__REQUIREMENTS__. Copy the lines below as they are; omit the images they contain.

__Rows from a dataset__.
○ ○ ○ ○

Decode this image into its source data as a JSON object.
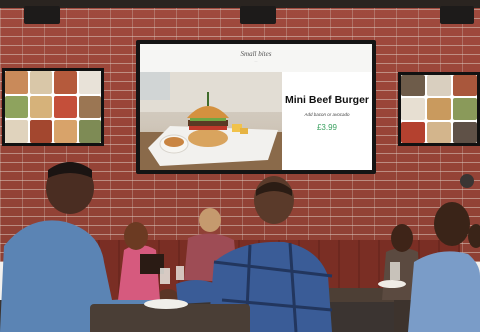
{
  "menu_screen": {
    "category": "Small bites",
    "subtitle": "...",
    "item_name": "Mini Beef Burger",
    "item_description": "Add bacon or avocado",
    "price": "£3.99",
    "price_color": "#3aa160"
  },
  "colors": {
    "brick": "#9a4538",
    "booth": "#7a2e24"
  }
}
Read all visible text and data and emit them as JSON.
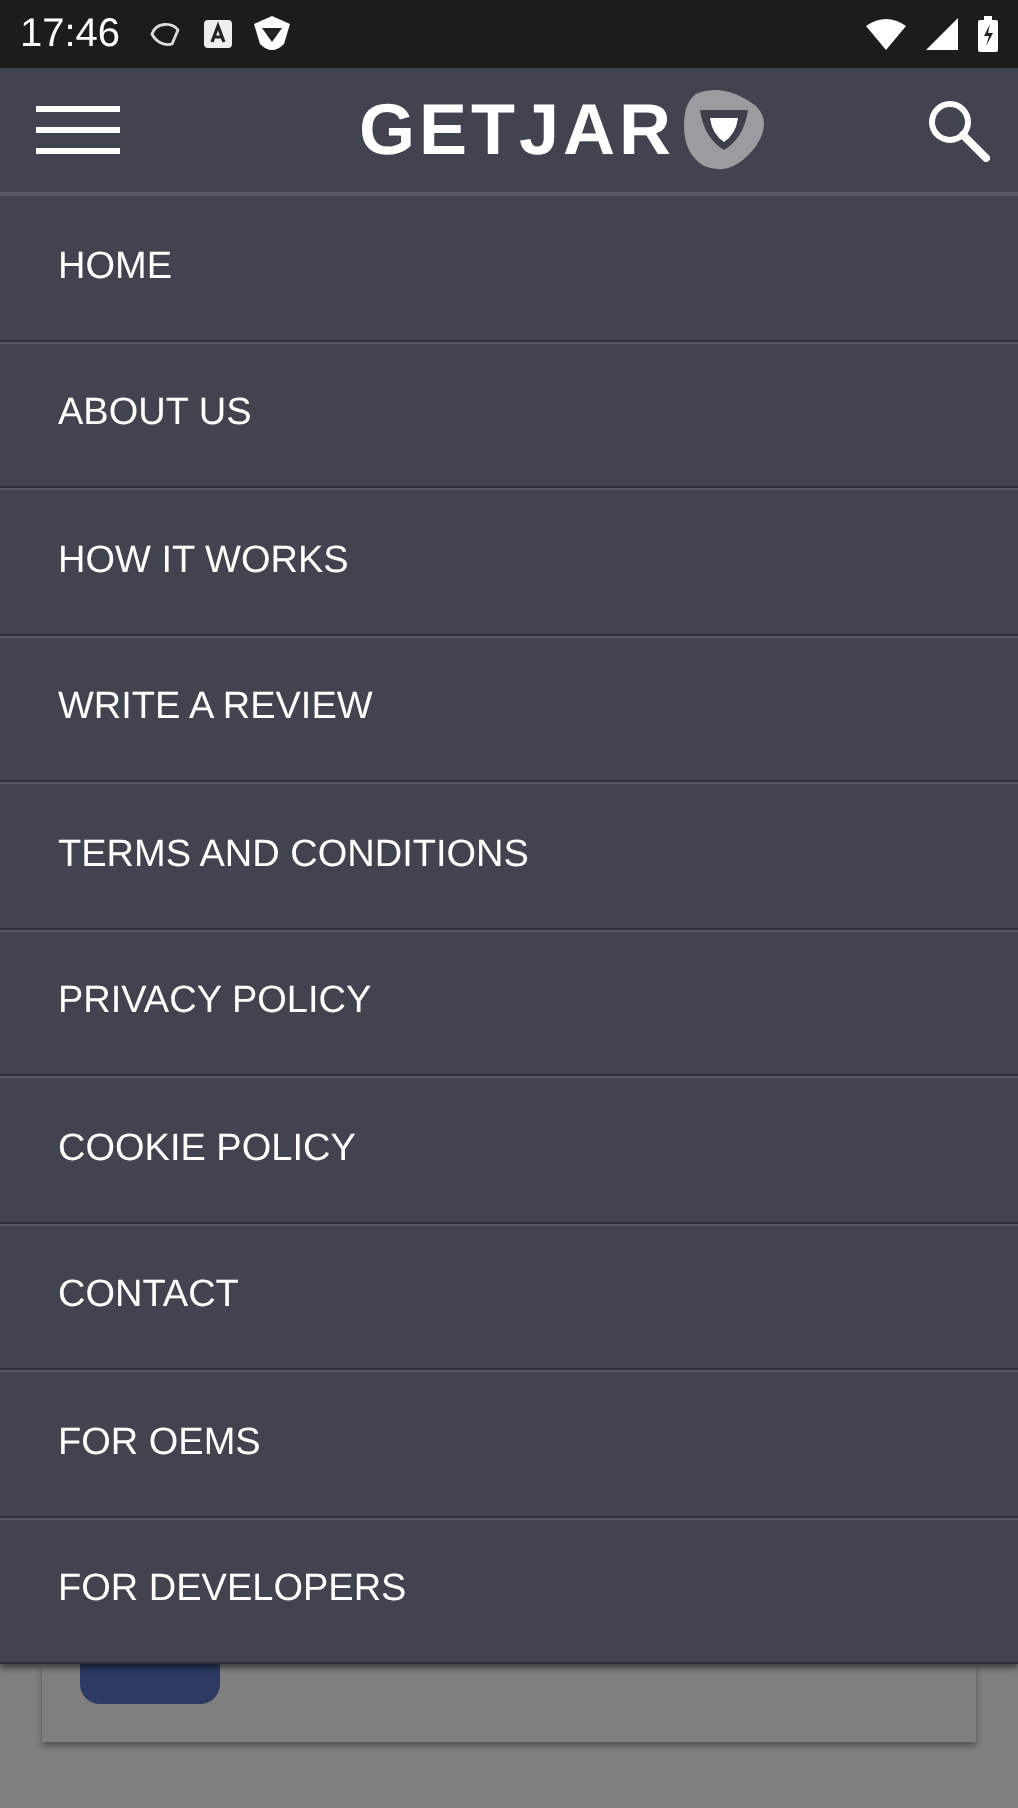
{
  "status_bar": {
    "time": "17:46"
  },
  "header": {
    "logo_text": "GETJAR"
  },
  "menu": {
    "items": [
      {
        "label": "HOME"
      },
      {
        "label": "ABOUT US"
      },
      {
        "label": "HOW IT WORKS"
      },
      {
        "label": "WRITE A REVIEW"
      },
      {
        "label": "TERMS AND CONDITIONS"
      },
      {
        "label": "PRIVACY POLICY"
      },
      {
        "label": "COOKIE POLICY"
      },
      {
        "label": "CONTACT"
      },
      {
        "label": "FOR OEMS"
      },
      {
        "label": "FOR DEVELOPERS"
      }
    ]
  }
}
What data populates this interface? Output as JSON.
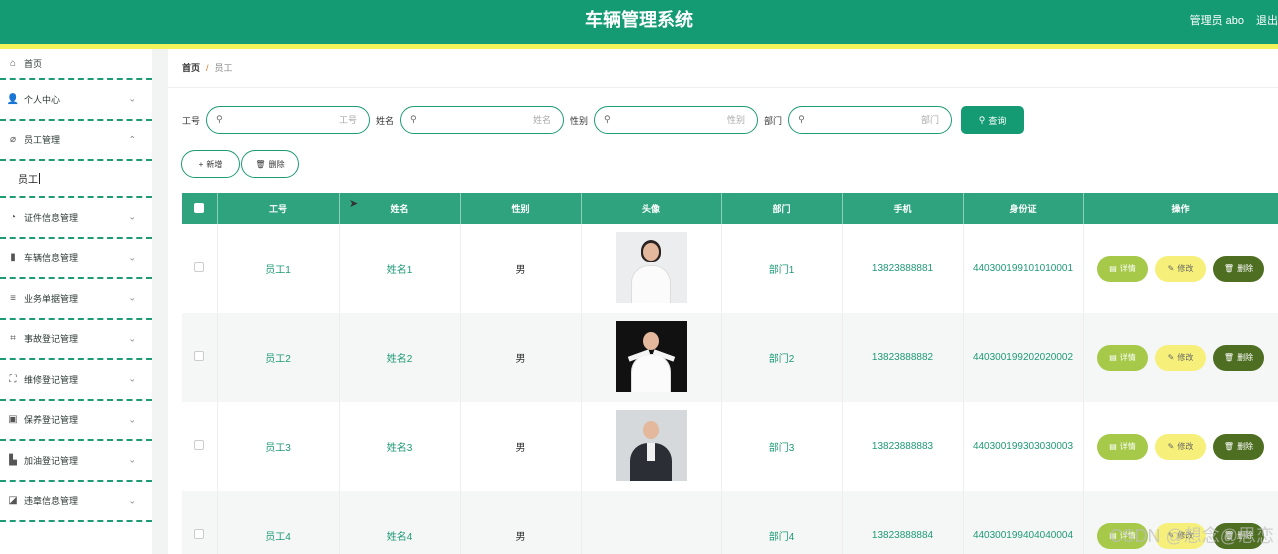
{
  "header": {
    "title": "车辆管理系统",
    "user_label": "管理员 abo",
    "logout_label": "退出"
  },
  "sidebar": {
    "items": [
      {
        "label": "首页",
        "icon": "home-icon",
        "has_chevron": false
      },
      {
        "label": "个人中心",
        "icon": "user-icon",
        "has_chevron": true
      },
      {
        "label": "员工管理",
        "icon": "leaf-icon",
        "has_chevron": true,
        "expanded": true
      }
    ],
    "sub_item": {
      "label": "员工"
    },
    "items2": [
      {
        "label": "证件信息管理",
        "icon": "gauge-icon"
      },
      {
        "label": "车辆信息管理",
        "icon": "bar-chart-icon"
      },
      {
        "label": "业务单据管理",
        "icon": "list-icon"
      },
      {
        "label": "事故登记管理",
        "icon": "crop-icon"
      },
      {
        "label": "维修登记管理",
        "icon": "frame-icon"
      },
      {
        "label": "保养登记管理",
        "icon": "chart-box-icon"
      },
      {
        "label": "加油登记管理",
        "icon": "factory-icon"
      },
      {
        "label": "违章信息管理",
        "icon": "area-chart-icon"
      }
    ]
  },
  "breadcrumb": {
    "home": "首页",
    "separator": "/",
    "current": "员工"
  },
  "search": {
    "fields": [
      {
        "label": "工号",
        "placeholder": "工号"
      },
      {
        "label": "姓名",
        "placeholder": "姓名"
      },
      {
        "label": "性别",
        "placeholder": "性别"
      },
      {
        "label": "部门",
        "placeholder": "部门"
      }
    ],
    "query_label": "查询"
  },
  "actions": {
    "add_label": "新增",
    "delete_label": "删除"
  },
  "table": {
    "columns": [
      "工号",
      "姓名",
      "性别",
      "头像",
      "部门",
      "手机",
      "身份证",
      "操作"
    ],
    "rows": [
      {
        "id": "员工1",
        "name": "姓名1",
        "gender": "男",
        "dept": "部门1",
        "phone": "13823888881",
        "idcard": "440300199101010001"
      },
      {
        "id": "员工2",
        "name": "姓名2",
        "gender": "男",
        "dept": "部门2",
        "phone": "13823888882",
        "idcard": "440300199202020002"
      },
      {
        "id": "员工3",
        "name": "姓名3",
        "gender": "男",
        "dept": "部门3",
        "phone": "13823888883",
        "idcard": "440300199303030003"
      },
      {
        "id": "员工4",
        "name": "姓名4",
        "gender": "男",
        "dept": "部门4",
        "phone": "13823888884",
        "idcard": "440300199404040004"
      }
    ],
    "row_actions": {
      "detail": "详情",
      "edit": "修改",
      "delete": "删除"
    }
  },
  "watermark": "CSDN @想念@思恋",
  "colors": {
    "primary": "#149b74",
    "stripe": "#f2f25a",
    "detail": "#a6c94a",
    "edit": "#f6f07a",
    "delete": "#4e6e22"
  }
}
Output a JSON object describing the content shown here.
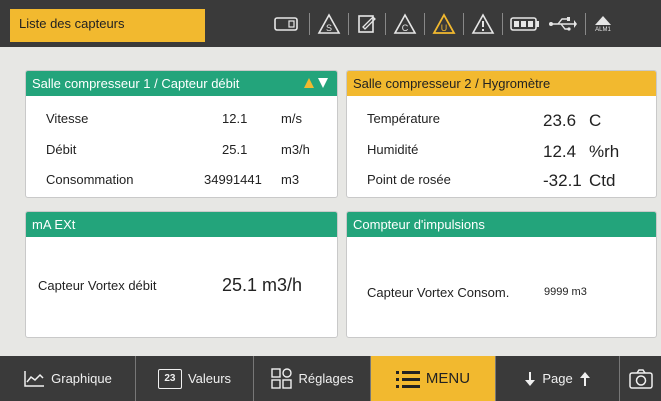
{
  "header": {
    "title": "Liste des capteurs",
    "status_icons": [
      "sd-card-icon",
      "warning-s-icon",
      "edit-note-icon",
      "warning-c-icon",
      "warning-u-icon",
      "warning-icon",
      "battery-icon",
      "usb-icon",
      "alarm-icon"
    ],
    "alarm_label": "ALM1"
  },
  "panels": {
    "p1": {
      "title": "Salle compresseur 1 / Capteur débit",
      "rows": [
        {
          "label": "Vitesse",
          "value": "12.1",
          "unit": "m/s"
        },
        {
          "label": "Débit",
          "value": "25.1",
          "unit": "m3/h"
        },
        {
          "label": "Consommation",
          "value": "34991441",
          "unit": "m3"
        }
      ]
    },
    "p2": {
      "title": "Salle compresseur 2 / Hygromètre",
      "rows": [
        {
          "label": "Température",
          "value": "23.6",
          "unit": "C"
        },
        {
          "label": "Humidité",
          "value": "12.4",
          "unit": "%rh"
        },
        {
          "label": "Point de rosée",
          "value": "-32.1",
          "unit": "Ctd"
        }
      ]
    },
    "p3": {
      "title": "mA EXt",
      "label": "Capteur Vortex débit",
      "value": "25.1 m3/h"
    },
    "p4": {
      "title": "Compteur d'impulsions",
      "label": "Capteur Vortex Consom.",
      "value": "9999 m3"
    }
  },
  "footer": {
    "graph": "Graphique",
    "values": "Valeurs",
    "values_badge": "23",
    "settings": "Réglages",
    "menu": "MENU",
    "page": "Page"
  },
  "colors": {
    "accent_yellow": "#f2b92f",
    "accent_green": "#23a47b",
    "bar_dark": "#3a3a3a"
  }
}
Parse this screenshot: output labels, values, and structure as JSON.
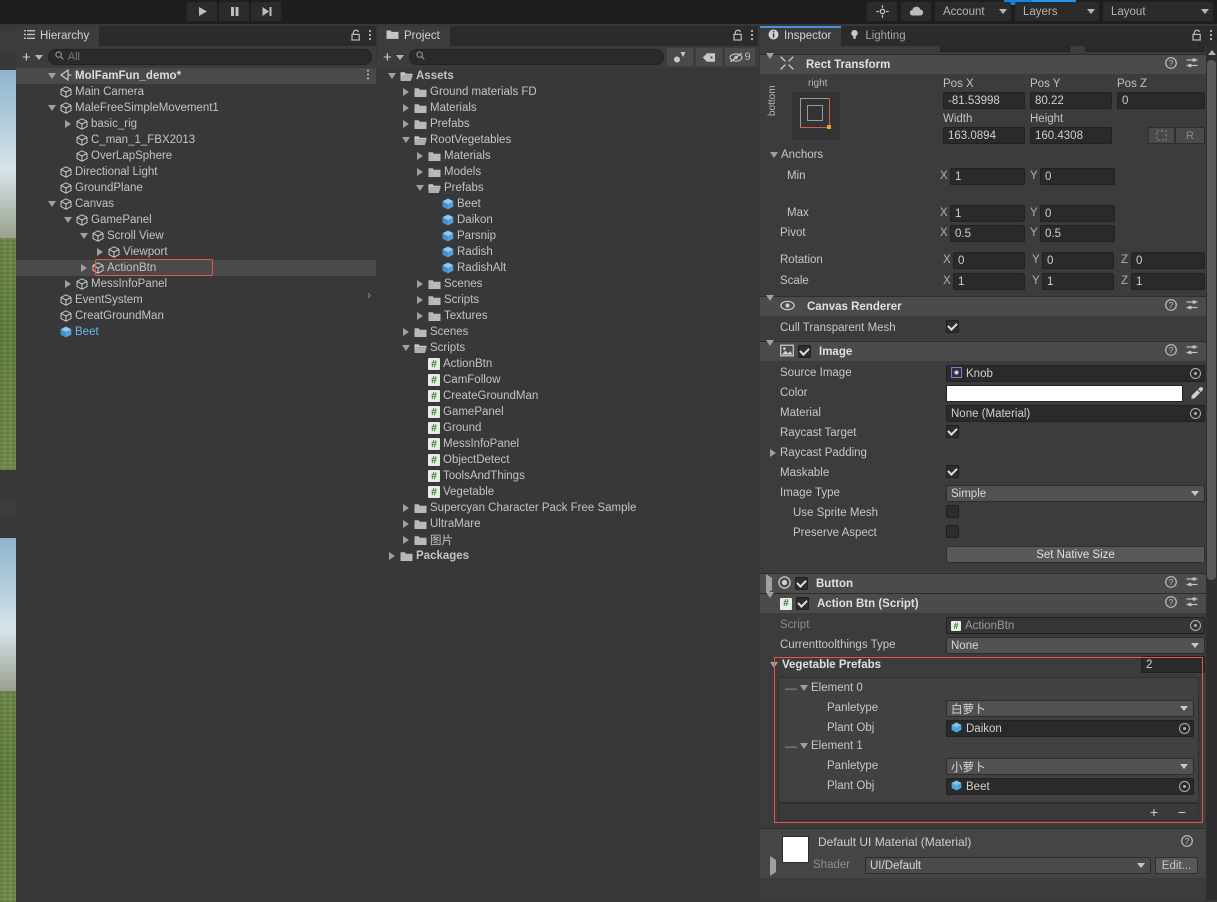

○ ○ ○ ○

__THE RESULT__.
Decode this image into its source data as a JSON object.
{
  "menu_screen": {
    "category": "Small bites",
    "subtitle": "...",
    "item_name": "Mini Beef Burger",
    "item_description": "Add bacon or avocado",
    "price": "£3.99",
    "price_color": "#3aa160"
  },
  "colors": {
    "brick": "#9a4538",
    "booth": "#7a2e24"
  }
}
Read all visible text and data and emit them as JSON.
{
  "status_bar": {
    "time": "17:46"
  },
  "header": {
    "logo_text": "GETJAR"
  },
  "menu": {
    "items": [
      {
        "label": "HOME"
      },
      {
        "label": "ABOUT US"
      },
      {
        "label": "HOW IT WORKS"
      },
      {
        "label": "WRITE A REVIEW"
      },
      {
        "label": "TERMS AND CONDITIONS"
      },
      {
        "label": "PRIVACY POLICY"
      },
      {
        "label": "COOKIE POLICY"
      },
      {
        "label": "CONTACT"
      },
      {
        "label": "FOR OEMS"
      },
      {
        "label": "FOR DEVELOPERS"
      }
    ]
  }
}
What data populates this interface? Output as JSON.
{
  "header": {
    "title": "车辆管理系统",
    "user_label": "管理员 abo",
    "logout_label": "退出"
  },
  "sidebar": {
    "items": [
      {
        "label": "首页",
        "icon": "home-icon",
        "has_chevron": false
      },
      {
        "label": "个人中心",
        "icon": "user-icon",
        "has_chevron": true
      },
      {
        "label": "员工管理",
        "icon": "leaf-icon",
        "has_chevron": true,
        "expanded": true
      }
    ],
    "sub_item": {
      "label": "员工"
    },
    "items2": [
      {
        "label": "证件信息管理",
        "icon": "gauge-icon"
      },
      {
        "label": "车辆信息管理",
        "icon": "bar-chart-icon"
      },
      {
        "label": "业务单据管理",
        "icon": "list-icon"
      },
      {
        "label": "事故登记管理",
        "icon": "crop-icon"
      },
      {
        "label": "维修登记管理",
        "icon": "frame-icon"
      },
      {
        "label": "保养登记管理",
        "icon": "chart-box-icon"
      },
      {
        "label": "加油登记管理",
        "icon": "factory-icon"
      },
      {
        "label": "违章信息管理",
        "icon": "area-chart-icon"
      }
    ]
  },
  "breadcrumb": {
    "home": "首页",
    "separator": "/",
    "current": "员工"
  },
  "search": {
    "fields": [
      {
        "label": "工号",
        "placeholder": "工号"
      },
      {
        "label": "姓名",
        "placeholder": "姓名"
      },
      {
        "label": "性别",
        "placeholder": "性别"
      },
      {
        "label": "部门",
        "placeholder": "部门"
      }
    ],
    "query_label": "查询"
  },
  "actions": {
    "add_label": "新增",
    "delete_label": "删除"
  },
  "table": {
    "columns": [
      "工号",
      "姓名",
      "性别",
      "头像",
      "部门",
      "手机",
      "身份证",
      "操作"
    ],
    "rows": [
      {
        "id": "员工1",
        "name": "姓名1",
        "gender": "男",
        "dept": "部门1",
        "phone": "13823888881",
        "idcard": "440300199101010001"
      },
      {
        "id": "员工2",
        "name": "姓名2",
        "gender": "男",
        "dept": "部门2",
        "phone": "13823888882",
        "idcard": "440300199202020002"
      },
      {
        "id": "员工3",
        "name": "姓名3",
        "gender": "男",
        "dept": "部门3",
        "phone": "13823888883",
        "idcard": "440300199303030003"
      },
      {
        "id": "员工4",
        "name": "姓名4",
        "gender": "男",
        "dept": "部门4",
        "phone": "13823888884",
        "idcard": "440300199404040004"
      }
    ],
    "row_actions": {
      "detail": "详情",
      "edit": "修改",
      "delete": "删除"
    }
  },
  "watermark": "CSDN @想念@思恋",
  "colors": {
    "primary": "#149b74",
    "stripe": "#f2f25a",
    "detail": "#a6c94a",
    "edit": "#f6f07a",
    "delete": "#4e6e22"
  }
}
Output a JSON object describing the content shown here.
{
  "header": {
    "title": "Liste des capteurs",
    "status_icons": [
      "sd-card-icon",
      "warning-s-icon",
      "edit-note-icon",
      "warning-c-icon",
      "warning-u-icon",
      "warning-icon",
      "battery-icon",
      "usb-icon",
      "alarm-icon"
    ],
    "alarm_label": "ALM1"
  },
  "panels": {
    "p1": {
      "title": "Salle compresseur 1 / Capteur débit",
      "rows": [
        {
          "label": "Vitesse",
          "value": "12.1",
          "unit": "m/s"
        },
        {
          "label": "Débit",
          "value": "25.1",
          "unit": "m3/h"
        },
        {
          "label": "Consommation",
          "value": "34991441",
          "unit": "m3"
        }
      ]
    },
    "p2": {
      "title": "Salle compresseur 2 / Hygromètre",
      "rows": [
        {
          "label": "Température",
          "value": "23.6",
          "unit": "C"
        },
        {
          "label": "Humidité",
          "value": "12.4",
          "unit": "%rh"
        },
        {
          "label": "Point de rosée",
          "value": "-32.1",
          "unit": "Ctd"
        }
      ]
    },
    "p3": {
      "title": "mA EXt",
      "label": "Capteur Vortex débit",
      "value": "25.1 m3/h"
    },
    "p4": {
      "title": "Compteur d'impulsions",
      "label": "Capteur Vortex Consom.",
      "value": "9999 m3"
    }
  },
  "footer": {
    "graph": "Graphique",
    "values": "Valeurs",
    "values_badge": "23",
    "settings": "Réglages",
    "menu": "MENU",
    "page": "Page"
  },
  "colors": {
    "accent_yellow": "#f2b92f",
    "accent_green": "#23a47b",
    "bar_dark": "#3a3a3a"
  }
}
Parse this screenshot: output labels, values, and structure as JSON.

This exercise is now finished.